Pick out each line in these entries that contains the string "name".

● **Exercise input**:
++++++++

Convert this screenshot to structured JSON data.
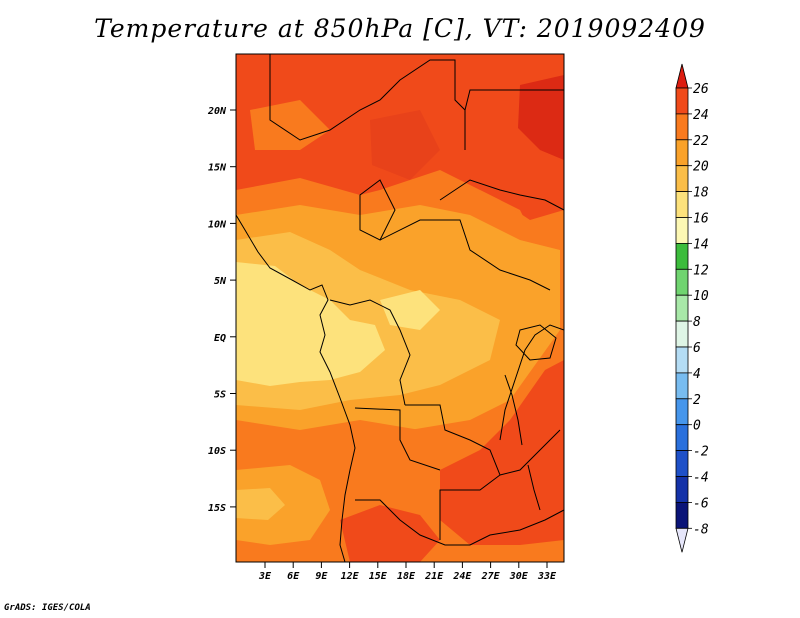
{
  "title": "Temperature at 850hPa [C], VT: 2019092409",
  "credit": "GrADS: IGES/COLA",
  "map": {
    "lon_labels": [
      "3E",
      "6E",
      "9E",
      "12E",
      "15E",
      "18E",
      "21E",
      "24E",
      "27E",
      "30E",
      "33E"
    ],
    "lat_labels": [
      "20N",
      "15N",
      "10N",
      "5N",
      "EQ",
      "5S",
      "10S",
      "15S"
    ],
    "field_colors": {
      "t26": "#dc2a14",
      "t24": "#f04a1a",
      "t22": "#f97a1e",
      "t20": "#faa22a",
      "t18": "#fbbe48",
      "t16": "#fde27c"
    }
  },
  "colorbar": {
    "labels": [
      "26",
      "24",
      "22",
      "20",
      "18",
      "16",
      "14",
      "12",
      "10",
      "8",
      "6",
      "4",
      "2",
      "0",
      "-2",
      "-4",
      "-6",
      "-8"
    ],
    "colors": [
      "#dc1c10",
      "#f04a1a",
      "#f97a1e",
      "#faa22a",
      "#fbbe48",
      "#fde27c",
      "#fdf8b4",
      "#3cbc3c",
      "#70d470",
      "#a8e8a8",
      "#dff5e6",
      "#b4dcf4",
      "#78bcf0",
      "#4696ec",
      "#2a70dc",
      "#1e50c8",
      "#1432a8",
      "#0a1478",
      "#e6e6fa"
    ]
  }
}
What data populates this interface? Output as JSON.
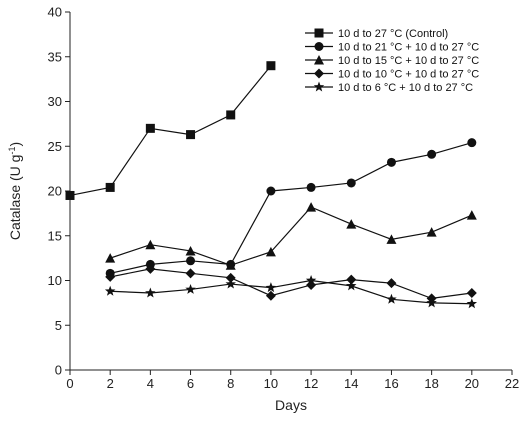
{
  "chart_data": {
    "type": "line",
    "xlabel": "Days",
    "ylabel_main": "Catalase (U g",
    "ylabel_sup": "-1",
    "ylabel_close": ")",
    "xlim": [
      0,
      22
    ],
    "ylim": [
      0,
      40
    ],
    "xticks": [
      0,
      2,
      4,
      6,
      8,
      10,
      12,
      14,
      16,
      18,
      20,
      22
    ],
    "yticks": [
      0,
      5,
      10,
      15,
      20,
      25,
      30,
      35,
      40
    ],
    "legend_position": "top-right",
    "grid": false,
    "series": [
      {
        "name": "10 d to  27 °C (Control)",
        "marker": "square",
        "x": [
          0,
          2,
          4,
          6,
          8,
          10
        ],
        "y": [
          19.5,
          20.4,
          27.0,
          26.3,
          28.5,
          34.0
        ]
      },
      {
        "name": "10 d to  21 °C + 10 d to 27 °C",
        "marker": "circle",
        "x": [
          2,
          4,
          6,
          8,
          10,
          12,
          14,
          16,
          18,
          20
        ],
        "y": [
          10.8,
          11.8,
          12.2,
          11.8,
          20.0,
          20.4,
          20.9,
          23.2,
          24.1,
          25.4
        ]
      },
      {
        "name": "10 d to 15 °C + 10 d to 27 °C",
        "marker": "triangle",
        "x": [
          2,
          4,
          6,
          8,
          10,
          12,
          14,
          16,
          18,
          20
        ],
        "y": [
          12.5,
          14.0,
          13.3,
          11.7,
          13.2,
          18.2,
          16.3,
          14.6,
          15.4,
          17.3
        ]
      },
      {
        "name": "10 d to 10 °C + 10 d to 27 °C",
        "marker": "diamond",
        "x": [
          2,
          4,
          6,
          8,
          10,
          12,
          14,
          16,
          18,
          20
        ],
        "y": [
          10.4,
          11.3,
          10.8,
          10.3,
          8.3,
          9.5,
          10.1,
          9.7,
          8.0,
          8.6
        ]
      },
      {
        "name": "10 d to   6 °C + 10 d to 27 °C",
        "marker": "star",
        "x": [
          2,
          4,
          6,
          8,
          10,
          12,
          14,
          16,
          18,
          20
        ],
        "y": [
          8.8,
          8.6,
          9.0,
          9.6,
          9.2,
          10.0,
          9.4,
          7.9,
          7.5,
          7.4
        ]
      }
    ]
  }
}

++++++++

● **Full solution**:
        "name": "10 d to  27 °C (Control)",
        "name": "10 d to  21 °C + 10 d to 27 °C",
        "name": "10 d to 15 °C + 10 d to 27 °C",
        "name": "10 d to 10 °C + 10 d to 27 °C",
        "name": "10 d to   6 °C + 10 d to 27 °C",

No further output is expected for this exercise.